* Directive: Output every entry exactly as written.

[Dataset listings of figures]
——
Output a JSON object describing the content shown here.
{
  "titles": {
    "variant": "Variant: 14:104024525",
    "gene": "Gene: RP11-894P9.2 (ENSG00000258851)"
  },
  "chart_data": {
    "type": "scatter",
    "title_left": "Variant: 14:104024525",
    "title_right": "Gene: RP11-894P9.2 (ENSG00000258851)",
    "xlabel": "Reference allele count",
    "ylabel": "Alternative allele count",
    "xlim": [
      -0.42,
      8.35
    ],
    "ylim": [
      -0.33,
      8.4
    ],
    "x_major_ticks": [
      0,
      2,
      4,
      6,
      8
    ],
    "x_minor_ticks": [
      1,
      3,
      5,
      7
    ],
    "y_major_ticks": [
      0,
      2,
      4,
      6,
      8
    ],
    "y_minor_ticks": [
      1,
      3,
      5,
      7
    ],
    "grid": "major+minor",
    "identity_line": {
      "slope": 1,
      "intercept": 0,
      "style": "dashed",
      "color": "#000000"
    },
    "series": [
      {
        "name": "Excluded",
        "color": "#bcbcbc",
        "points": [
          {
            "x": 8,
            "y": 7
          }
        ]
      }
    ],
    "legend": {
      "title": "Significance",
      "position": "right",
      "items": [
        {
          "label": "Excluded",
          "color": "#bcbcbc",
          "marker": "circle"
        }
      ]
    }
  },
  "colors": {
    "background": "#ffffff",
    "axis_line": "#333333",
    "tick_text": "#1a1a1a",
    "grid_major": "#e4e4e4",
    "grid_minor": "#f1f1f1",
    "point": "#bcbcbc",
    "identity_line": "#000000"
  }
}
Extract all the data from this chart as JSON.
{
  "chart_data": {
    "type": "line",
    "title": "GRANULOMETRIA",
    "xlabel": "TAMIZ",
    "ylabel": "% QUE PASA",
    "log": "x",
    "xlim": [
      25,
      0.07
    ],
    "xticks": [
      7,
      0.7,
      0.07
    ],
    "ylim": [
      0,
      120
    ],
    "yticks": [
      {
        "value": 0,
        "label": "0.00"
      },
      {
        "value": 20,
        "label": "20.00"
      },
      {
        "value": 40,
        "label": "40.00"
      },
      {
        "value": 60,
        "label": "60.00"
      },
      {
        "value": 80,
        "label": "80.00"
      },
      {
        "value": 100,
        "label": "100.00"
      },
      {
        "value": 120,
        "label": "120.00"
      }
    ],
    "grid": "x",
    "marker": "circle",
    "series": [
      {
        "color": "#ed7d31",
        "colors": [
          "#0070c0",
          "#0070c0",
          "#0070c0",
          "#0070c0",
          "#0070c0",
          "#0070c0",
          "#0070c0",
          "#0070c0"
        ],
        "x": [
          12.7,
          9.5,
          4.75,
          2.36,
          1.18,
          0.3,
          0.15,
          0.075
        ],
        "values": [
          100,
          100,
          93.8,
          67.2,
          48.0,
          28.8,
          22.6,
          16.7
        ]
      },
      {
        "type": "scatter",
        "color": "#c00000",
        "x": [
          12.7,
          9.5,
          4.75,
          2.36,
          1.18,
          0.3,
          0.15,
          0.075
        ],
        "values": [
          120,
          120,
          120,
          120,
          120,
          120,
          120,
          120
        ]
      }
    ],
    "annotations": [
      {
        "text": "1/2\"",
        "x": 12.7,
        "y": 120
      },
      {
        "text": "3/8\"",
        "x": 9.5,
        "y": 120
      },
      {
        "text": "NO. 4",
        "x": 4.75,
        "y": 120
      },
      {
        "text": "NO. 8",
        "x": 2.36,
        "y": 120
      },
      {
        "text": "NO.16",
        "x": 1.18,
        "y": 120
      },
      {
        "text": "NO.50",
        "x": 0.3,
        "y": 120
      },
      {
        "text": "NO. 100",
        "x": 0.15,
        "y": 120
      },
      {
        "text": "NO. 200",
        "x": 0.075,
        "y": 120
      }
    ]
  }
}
——
* Solution to the problem:
Output a JSON object describing the content shown here.
{
  "titles": {
    "variant": "Variant: 14:104024525",
    "gene": "Gene: RP11-894P9.2 (ENSG00000258851)"
  },
  "chart_data": {
    "type": "scatter",
    "title_left": "Variant: 14:104024525",
    "title_right": "Gene: RP11-894P9.2 (ENSG00000258851)",
    "xlabel": "Reference allele count",
    "ylabel": "Alternative allele count",
    "xlim": [
      -0.42,
      8.35
    ],
    "ylim": [
      -0.33,
      8.4
    ],
    "x_major_ticks": [
      0,
      2,
      4,
      6,
      8
    ],
    "x_minor_ticks": [
      1,
      3,
      5,
      7
    ],
    "y_major_ticks": [
      0,
      2,
      4,
      6,
      8
    ],
    "y_minor_ticks": [
      1,
      3,
      5,
      7
    ],
    "grid": "major+minor",
    "identity_line": {
      "slope": 1,
      "intercept": 0,
      "style": "dashed",
      "color": "#000000"
    },
    "series": [
      {
        "name": "Excluded",
        "color": "#bcbcbc",
        "points": [
          {
            "x": 8,
            "y": 7
          }
        ]
      }
    ],
    "legend": {
      "title": "Significance",
      "position": "right",
      "items": [
        {
          "label": "Excluded",
          "color": "#bcbcbc",
          "marker": "circle"
        }
      ]
    }
  },
  "colors": {
    "background": "#ffffff",
    "axis_line": "#333333",
    "tick_text": "#1a1a1a",
    "grid_major": "#e4e4e4",
    "grid_minor": "#f1f1f1",
    "point": "#bcbcbc",
    "identity_line": "#000000"
  }
}
Extract all the data from this chart as JSON.
{
  "chart_data": {
    "type": "line",
    "title": "GRANULOMETRIA",
    "xlabel": "TAMIZ",
    "ylabel": "% QUE PASA",
    "log": "x",
    "xlim": [
      25,
      0.07
    ],
    "xticks": [
      7,
      0.7,
      0.07
    ],
    "ylim": [
      0,
      120
    ],
    "yticks": [
      {
        "value": 0,
        "label": "0.00"
      },
      {
        "value": 20,
        "label": "20.00"
      },
      {
        "value": 40,
        "label": "40.00"
      },
      {
        "value": 60,
        "label": "60.00"
      },
      {
        "value": 80,
        "label": "80.00"
      },
      {
        "value": 100,
        "label": "100.00"
      },
      {
        "value": 120,
        "label": "120.00"
      }
    ],
    "grid": "x",
    "marker": "circle",
    "series": [
      {
        "color": "#ed7d31",
        "colors": [
          "#0070c0",
          "#0070c0",
          "#0070c0",
          "#0070c0",
          "#0070c0",
          "#0070c0",
          "#0070c0",
          "#0070c0"
        ],
        "x": [
          12.7,
          9.5,
          4.75,
          2.36,
          1.18,
          0.3,
          0.15,
          0.075
        ],
        "values": [
          100,
          100,
          93.8,
          67.2,
          48.0,
          28.8,
          22.6,
          16.7
        ]
      },
      {
        "type": "scatter",
        "color": "#c00000",
        "x": [
          12.7,
          9.5,
          4.75,
          2.36,
          1.18,
          0.3,
          0.15,
          0.075
        ],
        "values": [
          120,
          120,
          120,
          120,
          120,
          120,
          120,
          120
        ]
      }
    ],
    "annotations": [
      {
        "text": "1/2\"",
        "x": 12.7,
        "y": 120
      },
      {
        "text": "3/8\"",
        "x": 9.5,
        "y": 120
      },
      {
        "text": "NO. 4",
        "x": 4.75,
        "y": 120
      },
      {
        "text": "NO. 8",
        "x": 2.36,
        "y": 120
      },
      {
        "text": "NO.16",
        "x": 1.18,
        "y": 120
      },
      {
        "text": "NO.50",
        "x": 0.3,
        "y": 120
      },
      {
        "text": "NO. 100",
        "x": 0.15,
        "y": 120
      },
      {
        "text": "NO. 200",
        "x": 0.075,
        "y": 120
      }
    ]
  }
}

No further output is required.